## TASK
Can you transcribe every line of the listing below word for word, keeping each one unchanged?

## Begin THE DATA

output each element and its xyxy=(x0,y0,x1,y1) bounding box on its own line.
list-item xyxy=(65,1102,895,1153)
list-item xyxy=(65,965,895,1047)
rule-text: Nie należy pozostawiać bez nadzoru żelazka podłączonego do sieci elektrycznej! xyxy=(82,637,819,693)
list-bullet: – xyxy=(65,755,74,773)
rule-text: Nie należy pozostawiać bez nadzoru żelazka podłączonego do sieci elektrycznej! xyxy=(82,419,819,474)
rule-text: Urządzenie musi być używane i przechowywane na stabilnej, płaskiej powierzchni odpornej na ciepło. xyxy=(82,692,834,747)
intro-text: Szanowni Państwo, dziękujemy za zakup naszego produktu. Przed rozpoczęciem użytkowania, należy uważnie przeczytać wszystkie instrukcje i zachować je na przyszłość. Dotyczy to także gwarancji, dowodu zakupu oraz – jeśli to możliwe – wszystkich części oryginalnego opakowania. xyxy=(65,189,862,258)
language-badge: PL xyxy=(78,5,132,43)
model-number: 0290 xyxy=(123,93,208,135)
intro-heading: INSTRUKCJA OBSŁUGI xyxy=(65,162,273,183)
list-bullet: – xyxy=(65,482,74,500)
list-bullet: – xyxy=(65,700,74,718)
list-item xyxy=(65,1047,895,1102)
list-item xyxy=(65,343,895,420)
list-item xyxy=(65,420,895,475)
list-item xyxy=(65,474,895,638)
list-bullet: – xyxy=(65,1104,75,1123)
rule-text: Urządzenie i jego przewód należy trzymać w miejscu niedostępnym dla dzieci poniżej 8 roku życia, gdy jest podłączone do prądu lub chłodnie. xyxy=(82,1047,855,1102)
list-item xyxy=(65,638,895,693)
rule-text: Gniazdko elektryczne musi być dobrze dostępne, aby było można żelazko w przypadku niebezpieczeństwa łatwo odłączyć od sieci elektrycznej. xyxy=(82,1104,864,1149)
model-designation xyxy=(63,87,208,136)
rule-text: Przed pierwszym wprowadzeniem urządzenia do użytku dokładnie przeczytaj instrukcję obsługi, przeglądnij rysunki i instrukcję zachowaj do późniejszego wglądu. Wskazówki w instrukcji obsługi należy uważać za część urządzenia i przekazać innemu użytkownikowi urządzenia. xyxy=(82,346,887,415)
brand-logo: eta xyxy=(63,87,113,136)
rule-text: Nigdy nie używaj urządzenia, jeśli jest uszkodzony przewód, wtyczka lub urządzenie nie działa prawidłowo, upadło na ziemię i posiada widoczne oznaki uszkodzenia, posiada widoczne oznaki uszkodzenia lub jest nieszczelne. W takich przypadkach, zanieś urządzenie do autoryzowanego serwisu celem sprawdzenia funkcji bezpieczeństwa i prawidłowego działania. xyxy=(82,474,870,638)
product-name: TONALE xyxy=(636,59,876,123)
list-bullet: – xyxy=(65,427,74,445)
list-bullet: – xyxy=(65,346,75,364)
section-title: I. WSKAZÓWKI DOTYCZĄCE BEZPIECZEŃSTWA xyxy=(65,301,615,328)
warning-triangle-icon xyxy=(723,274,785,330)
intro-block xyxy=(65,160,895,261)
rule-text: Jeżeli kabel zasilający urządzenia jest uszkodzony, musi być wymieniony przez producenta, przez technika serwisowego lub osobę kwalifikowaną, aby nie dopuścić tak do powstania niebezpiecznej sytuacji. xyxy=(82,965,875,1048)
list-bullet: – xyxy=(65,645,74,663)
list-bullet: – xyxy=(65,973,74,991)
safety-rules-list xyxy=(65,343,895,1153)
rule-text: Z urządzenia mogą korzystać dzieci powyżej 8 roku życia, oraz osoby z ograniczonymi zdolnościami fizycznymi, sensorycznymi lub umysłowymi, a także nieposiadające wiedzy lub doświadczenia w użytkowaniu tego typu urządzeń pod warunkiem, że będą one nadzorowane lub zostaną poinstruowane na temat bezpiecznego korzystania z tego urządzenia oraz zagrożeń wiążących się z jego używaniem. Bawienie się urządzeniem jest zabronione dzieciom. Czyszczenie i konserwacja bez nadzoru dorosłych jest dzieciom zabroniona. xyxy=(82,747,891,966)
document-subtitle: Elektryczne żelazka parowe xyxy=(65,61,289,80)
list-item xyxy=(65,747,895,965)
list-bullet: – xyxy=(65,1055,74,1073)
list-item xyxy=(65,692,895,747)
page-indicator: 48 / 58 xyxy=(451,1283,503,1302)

## End THE DATA

## EXERCISE RESPONSE
output each element and its xyxy=(x0,y0,x1,y1) bounding box on its own line.
list-item xyxy=(65,1102,895,1153)
list-item xyxy=(65,965,895,1047)
rule-text: Nie należy pozostawiać bez nadzoru żelazka podłączonego do sieci elektrycznej! xyxy=(82,637,819,693)
list-bullet: – xyxy=(65,755,74,773)
rule-text: Nie należy pozostawiać bez nadzoru żelazka podłączonego do sieci elektrycznej! xyxy=(82,419,819,474)
rule-text: Urządzenie musi być używane i przechowywane na stabilnej, płaskiej powierzchni odpornej na ciepło. xyxy=(82,692,834,747)
intro-text: Szanowni Państwo, dziękujemy za zakup naszego produktu. Przed rozpoczęciem użytkowania, należy uważnie przeczytać wszystkie instrukcje i zachować je na przyszłość. Dotyczy to także gwarancji, dowodu zakupu oraz – jeśli to możliwe – wszystkich części oryginalnego opakowania. xyxy=(65,189,862,258)
language-badge: PL xyxy=(78,5,132,43)
model-number: 0290 xyxy=(123,93,208,135)
intro-heading: INSTRUKCJA OBSŁUGI xyxy=(65,162,273,183)
list-bullet: – xyxy=(65,482,74,500)
list-bullet: – xyxy=(65,700,74,718)
list-item xyxy=(65,1047,895,1102)
list-item xyxy=(65,343,895,420)
list-item xyxy=(65,420,895,475)
list-item xyxy=(65,474,895,638)
list-bullet: – xyxy=(65,1104,75,1123)
rule-text: Urządzenie i jego przewód należy trzymać w miejscu niedostępnym dla dzieci poniżej 8 roku życia, gdy jest podłączone do prądu lub chłodnie. xyxy=(82,1047,855,1102)
list-item xyxy=(65,638,895,693)
rule-text: Gniazdko elektryczne musi być dobrze dostępne, aby było można żelazko w przypadku niebezpieczeństwa łatwo odłączyć od sieci elektrycznej. xyxy=(82,1104,864,1149)
model-designation xyxy=(63,87,208,136)
rule-text: Przed pierwszym wprowadzeniem urządzenia do użytku dokładnie przeczytaj instrukcję obsługi, przeglądnij rysunki i instrukcję zachowaj do późniejszego wglądu. Wskazówki w instrukcji obsługi należy uważać za część urządzenia i przekazać innemu użytkownikowi urządzenia. xyxy=(82,346,887,415)
brand-logo: eta xyxy=(63,87,113,136)
rule-text: Nigdy nie używaj urządzenia, jeśli jest uszkodzony przewód, wtyczka lub urządzenie nie działa prawidłowo, upadło na ziemię i posiada widoczne oznaki uszkodzenia, posiada widoczne oznaki uszkodzenia lub jest nieszczelne. W takich przypadkach, zanieś urządzenie do autoryzowanego serwisu celem sprawdzenia funkcji bezpieczeństwa i prawidłowego działania. xyxy=(82,474,870,638)
product-name: TONALE xyxy=(636,59,876,123)
list-bullet: – xyxy=(65,427,74,445)
list-bullet: – xyxy=(65,346,75,364)
section-title: I. WSKAZÓWKI DOTYCZĄCE BEZPIECZEŃSTWA xyxy=(65,301,615,328)
warning-triangle-icon xyxy=(723,274,785,330)
intro-block xyxy=(65,160,895,261)
rule-text: Jeżeli kabel zasilający urządzenia jest uszkodzony, musi być wymieniony przez producenta, przez technika serwisowego lub osobę kwalifikowaną, aby nie dopuścić tak do powstania niebezpiecznej sytuacji. xyxy=(82,965,875,1048)
list-bullet: – xyxy=(65,645,74,663)
list-bullet: – xyxy=(65,973,74,991)
safety-rules-list xyxy=(65,343,895,1153)
rule-text: Z urządzenia mogą korzystać dzieci powyżej 8 roku życia, oraz osoby z ograniczonymi zdolnościami fizycznymi, sensorycznymi lub umysłowymi, a także nieposiadające wiedzy lub doświadczenia w użytkowaniu tego typu urządzeń pod warunkiem, że będą one nadzorowane lub zostaną poinstruowane na temat bezpiecznego korzystania z tego urządzenia oraz zagrożeń wiążących się z jego używaniem. Bawienie się urządzeniem jest zabronione dzieciom. Czyszczenie i konserwacja bez nadzoru dorosłych jest dzieciom zabroniona. xyxy=(82,747,891,966)
document-subtitle: Elektryczne żelazka parowe xyxy=(65,61,289,80)
list-item xyxy=(65,747,895,965)
list-bullet: – xyxy=(65,1055,74,1073)
list-item xyxy=(65,692,895,747)
page-indicator: 48 / 58 xyxy=(451,1283,503,1302)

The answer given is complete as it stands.